* Do this
Below is a listing; write it out exactly and drop any images from it.

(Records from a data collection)

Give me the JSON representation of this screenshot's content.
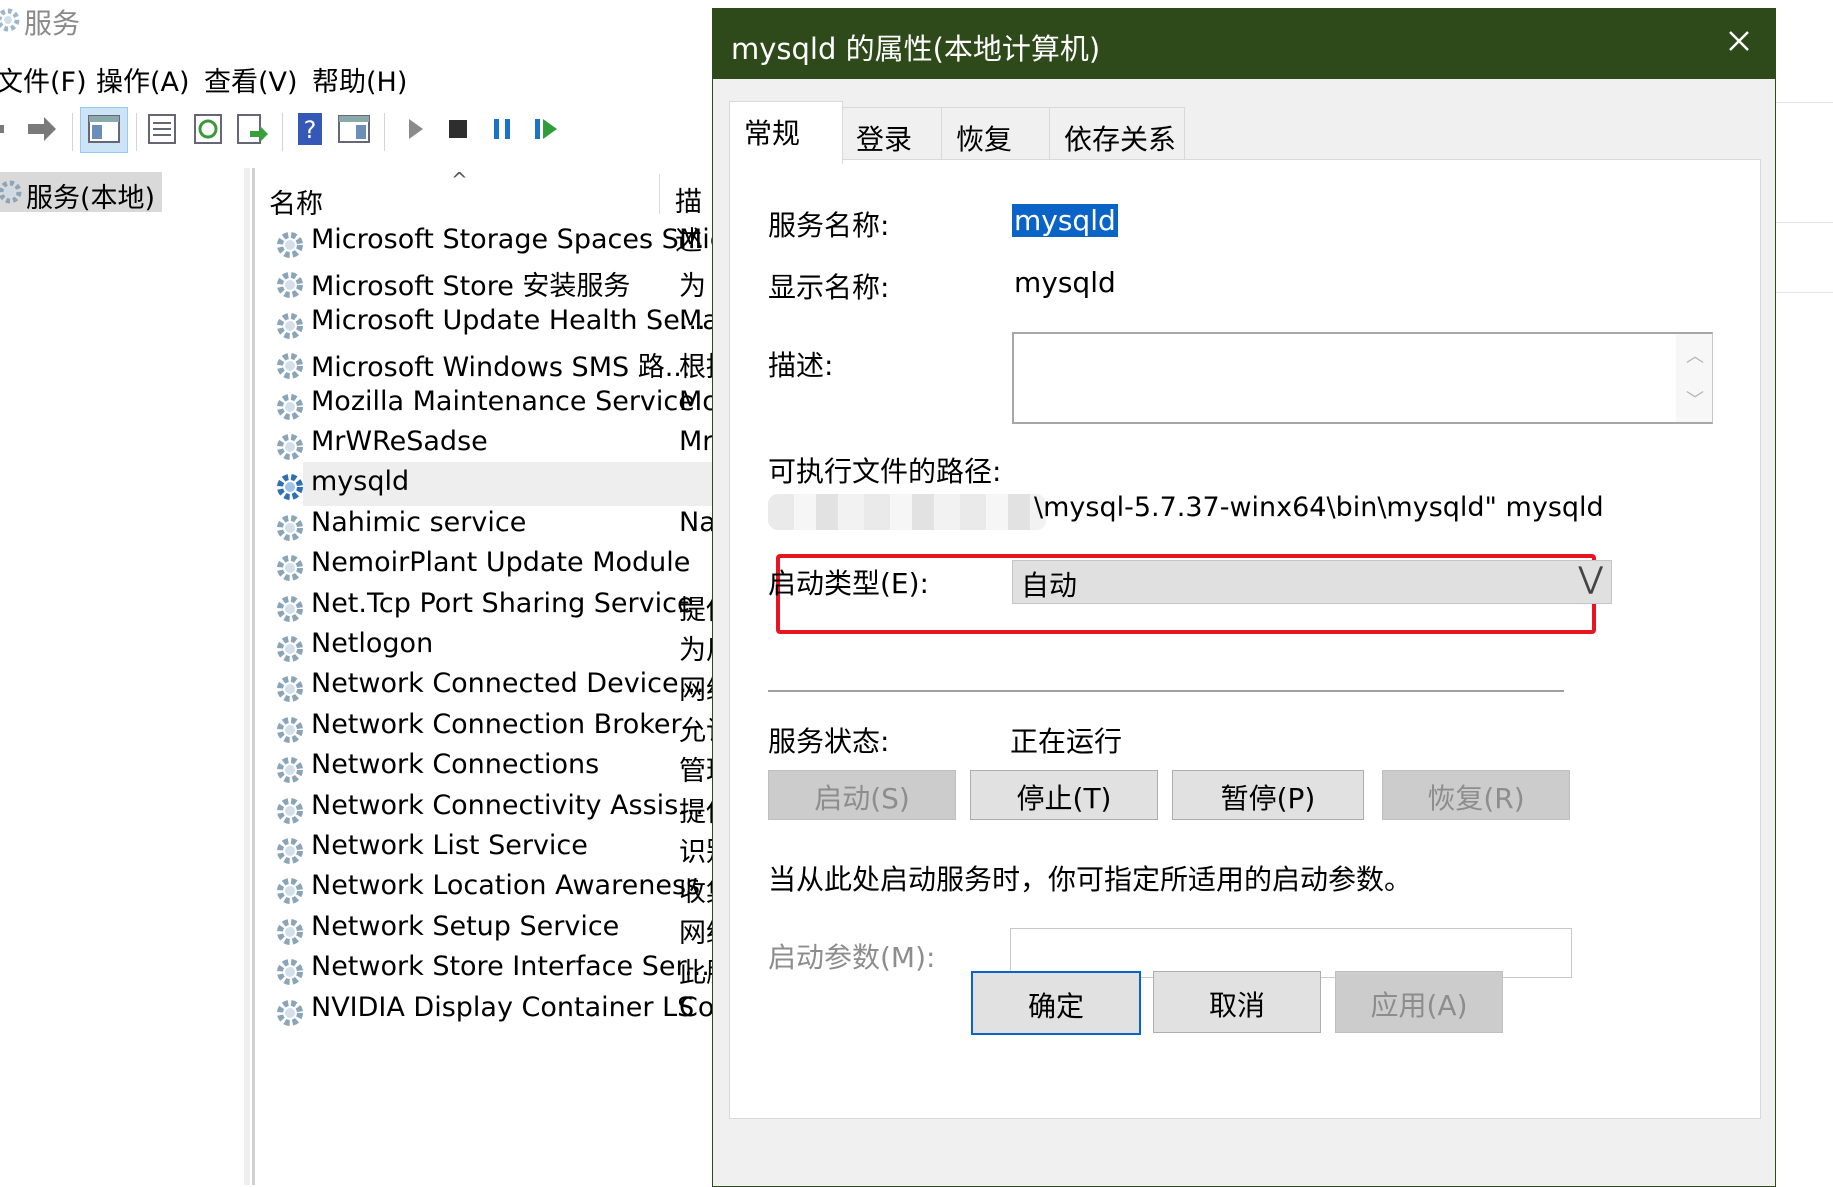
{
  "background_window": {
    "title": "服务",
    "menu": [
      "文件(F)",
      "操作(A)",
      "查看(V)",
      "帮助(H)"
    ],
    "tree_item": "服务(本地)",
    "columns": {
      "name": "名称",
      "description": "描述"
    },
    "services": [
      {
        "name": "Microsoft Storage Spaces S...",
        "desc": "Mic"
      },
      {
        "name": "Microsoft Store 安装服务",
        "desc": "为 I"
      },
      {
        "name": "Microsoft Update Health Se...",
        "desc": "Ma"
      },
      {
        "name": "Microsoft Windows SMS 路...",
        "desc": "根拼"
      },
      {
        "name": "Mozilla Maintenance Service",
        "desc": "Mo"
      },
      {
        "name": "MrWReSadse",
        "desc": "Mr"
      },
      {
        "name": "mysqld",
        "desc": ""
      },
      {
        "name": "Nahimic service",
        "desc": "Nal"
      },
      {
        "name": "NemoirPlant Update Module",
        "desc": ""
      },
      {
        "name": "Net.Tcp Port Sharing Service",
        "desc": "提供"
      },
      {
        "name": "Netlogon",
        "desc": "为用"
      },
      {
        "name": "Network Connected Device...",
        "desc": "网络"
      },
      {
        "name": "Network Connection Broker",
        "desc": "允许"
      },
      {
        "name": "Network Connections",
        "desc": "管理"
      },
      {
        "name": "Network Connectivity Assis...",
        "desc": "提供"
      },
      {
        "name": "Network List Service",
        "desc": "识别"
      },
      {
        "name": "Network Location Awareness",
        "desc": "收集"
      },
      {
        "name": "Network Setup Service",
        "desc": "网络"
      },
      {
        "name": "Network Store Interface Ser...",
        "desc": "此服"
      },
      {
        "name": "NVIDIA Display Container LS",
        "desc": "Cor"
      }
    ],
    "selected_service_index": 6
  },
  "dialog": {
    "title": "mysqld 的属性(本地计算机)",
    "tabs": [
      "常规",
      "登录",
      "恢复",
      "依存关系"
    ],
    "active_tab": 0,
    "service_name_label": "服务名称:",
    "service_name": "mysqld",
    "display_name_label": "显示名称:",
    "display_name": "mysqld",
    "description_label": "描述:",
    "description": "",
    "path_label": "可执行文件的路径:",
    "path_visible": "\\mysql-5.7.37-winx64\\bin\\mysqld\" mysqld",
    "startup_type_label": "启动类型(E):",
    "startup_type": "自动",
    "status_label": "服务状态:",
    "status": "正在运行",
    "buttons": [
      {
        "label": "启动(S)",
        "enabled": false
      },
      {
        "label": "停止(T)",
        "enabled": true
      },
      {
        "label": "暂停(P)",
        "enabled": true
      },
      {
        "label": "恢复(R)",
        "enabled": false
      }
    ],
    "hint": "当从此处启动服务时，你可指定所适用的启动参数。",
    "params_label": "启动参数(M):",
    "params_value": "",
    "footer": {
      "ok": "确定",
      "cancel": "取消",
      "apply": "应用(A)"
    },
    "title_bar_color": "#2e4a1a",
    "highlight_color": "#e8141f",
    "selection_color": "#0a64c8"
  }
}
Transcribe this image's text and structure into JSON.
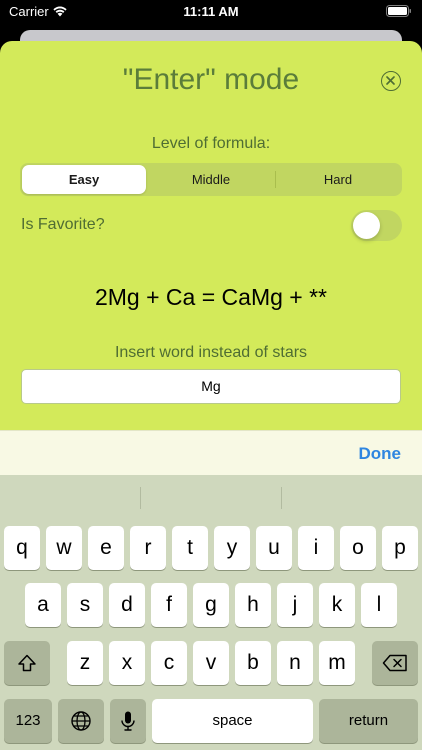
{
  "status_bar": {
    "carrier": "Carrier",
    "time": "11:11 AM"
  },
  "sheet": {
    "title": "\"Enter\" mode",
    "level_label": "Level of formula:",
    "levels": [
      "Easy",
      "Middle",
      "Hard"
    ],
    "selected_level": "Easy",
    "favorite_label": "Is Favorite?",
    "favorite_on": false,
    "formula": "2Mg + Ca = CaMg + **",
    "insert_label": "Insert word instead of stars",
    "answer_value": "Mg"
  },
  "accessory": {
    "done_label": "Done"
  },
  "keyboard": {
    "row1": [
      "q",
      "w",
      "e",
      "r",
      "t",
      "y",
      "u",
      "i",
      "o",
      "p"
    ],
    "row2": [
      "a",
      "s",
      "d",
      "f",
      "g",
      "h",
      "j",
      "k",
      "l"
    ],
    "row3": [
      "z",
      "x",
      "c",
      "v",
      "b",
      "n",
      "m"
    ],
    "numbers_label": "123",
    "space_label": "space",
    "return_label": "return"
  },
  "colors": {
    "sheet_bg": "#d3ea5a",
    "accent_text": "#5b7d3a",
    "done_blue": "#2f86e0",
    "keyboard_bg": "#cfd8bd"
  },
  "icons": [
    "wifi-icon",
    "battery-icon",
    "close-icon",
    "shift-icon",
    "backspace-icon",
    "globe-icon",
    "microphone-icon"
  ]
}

* Solution
Give me the JSON representation of this screenshot's content.
{
  "background_window": {
    "title": "服务",
    "menu": [
      "文件(F)",
      "操作(A)",
      "查看(V)",
      "帮助(H)"
    ],
    "tree_item": "服务(本地)",
    "columns": {
      "name": "名称",
      "description": "描述"
    },
    "services": [
      {
        "name": "Microsoft Storage Spaces S...",
        "desc": "Mic"
      },
      {
        "name": "Microsoft Store 安装服务",
        "desc": "为 I"
      },
      {
        "name": "Microsoft Update Health Se...",
        "desc": "Ma"
      },
      {
        "name": "Microsoft Windows SMS 路...",
        "desc": "根拼"
      },
      {
        "name": "Mozilla Maintenance Service",
        "desc": "Mo"
      },
      {
        "name": "MrWReSadse",
        "desc": "Mr"
      },
      {
        "name": "mysqld",
        "desc": ""
      },
      {
        "name": "Nahimic service",
        "desc": "Nal"
      },
      {
        "name": "NemoirPlant Update Module",
        "desc": ""
      },
      {
        "name": "Net.Tcp Port Sharing Service",
        "desc": "提供"
      },
      {
        "name": "Netlogon",
        "desc": "为用"
      },
      {
        "name": "Network Connected Device...",
        "desc": "网络"
      },
      {
        "name": "Network Connection Broker",
        "desc": "允许"
      },
      {
        "name": "Network Connections",
        "desc": "管理"
      },
      {
        "name": "Network Connectivity Assis...",
        "desc": "提供"
      },
      {
        "name": "Network List Service",
        "desc": "识别"
      },
      {
        "name": "Network Location Awareness",
        "desc": "收集"
      },
      {
        "name": "Network Setup Service",
        "desc": "网络"
      },
      {
        "name": "Network Store Interface Ser...",
        "desc": "此服"
      },
      {
        "name": "NVIDIA Display Container LS",
        "desc": "Cor"
      }
    ],
    "selected_service_index": 6
  },
  "dialog": {
    "title": "mysqld 的属性(本地计算机)",
    "tabs": [
      "常规",
      "登录",
      "恢复",
      "依存关系"
    ],
    "active_tab": 0,
    "service_name_label": "服务名称:",
    "service_name": "mysqld",
    "display_name_label": "显示名称:",
    "display_name": "mysqld",
    "description_label": "描述:",
    "description": "",
    "path_label": "可执行文件的路径:",
    "path_visible": "\\mysql-5.7.37-winx64\\bin\\mysqld\" mysqld",
    "startup_type_label": "启动类型(E):",
    "startup_type": "自动",
    "status_label": "服务状态:",
    "status": "正在运行",
    "buttons": [
      {
        "label": "启动(S)",
        "enabled": false
      },
      {
        "label": "停止(T)",
        "enabled": true
      },
      {
        "label": "暂停(P)",
        "enabled": true
      },
      {
        "label": "恢复(R)",
        "enabled": false
      }
    ],
    "hint": "当从此处启动服务时，你可指定所适用的启动参数。",
    "params_label": "启动参数(M):",
    "params_value": "",
    "footer": {
      "ok": "确定",
      "cancel": "取消",
      "apply": "应用(A)"
    },
    "title_bar_color": "#2e4a1a",
    "highlight_color": "#e8141f",
    "selection_color": "#0a64c8"
  }
}
Transcribe this image's text and structure into JSON.
{
  "status_bar": {
    "carrier": "Carrier",
    "time": "11:11 AM"
  },
  "sheet": {
    "title": "\"Enter\" mode",
    "level_label": "Level of formula:",
    "levels": [
      "Easy",
      "Middle",
      "Hard"
    ],
    "selected_level": "Easy",
    "favorite_label": "Is Favorite?",
    "favorite_on": false,
    "formula": "2Mg + Ca = CaMg + **",
    "insert_label": "Insert word instead of stars",
    "answer_value": "Mg"
  },
  "accessory": {
    "done_label": "Done"
  },
  "keyboard": {
    "row1": [
      "q",
      "w",
      "e",
      "r",
      "t",
      "y",
      "u",
      "i",
      "o",
      "p"
    ],
    "row2": [
      "a",
      "s",
      "d",
      "f",
      "g",
      "h",
      "j",
      "k",
      "l"
    ],
    "row3": [
      "z",
      "x",
      "c",
      "v",
      "b",
      "n",
      "m"
    ],
    "numbers_label": "123",
    "space_label": "space",
    "return_label": "return"
  },
  "colors": {
    "sheet_bg": "#d3ea5a",
    "accent_text": "#5b7d3a",
    "done_blue": "#2f86e0",
    "keyboard_bg": "#cfd8bd"
  },
  "icons": [
    "wifi-icon",
    "battery-icon",
    "close-icon",
    "shift-icon",
    "backspace-icon",
    "globe-icon",
    "microphone-icon"
  ]
}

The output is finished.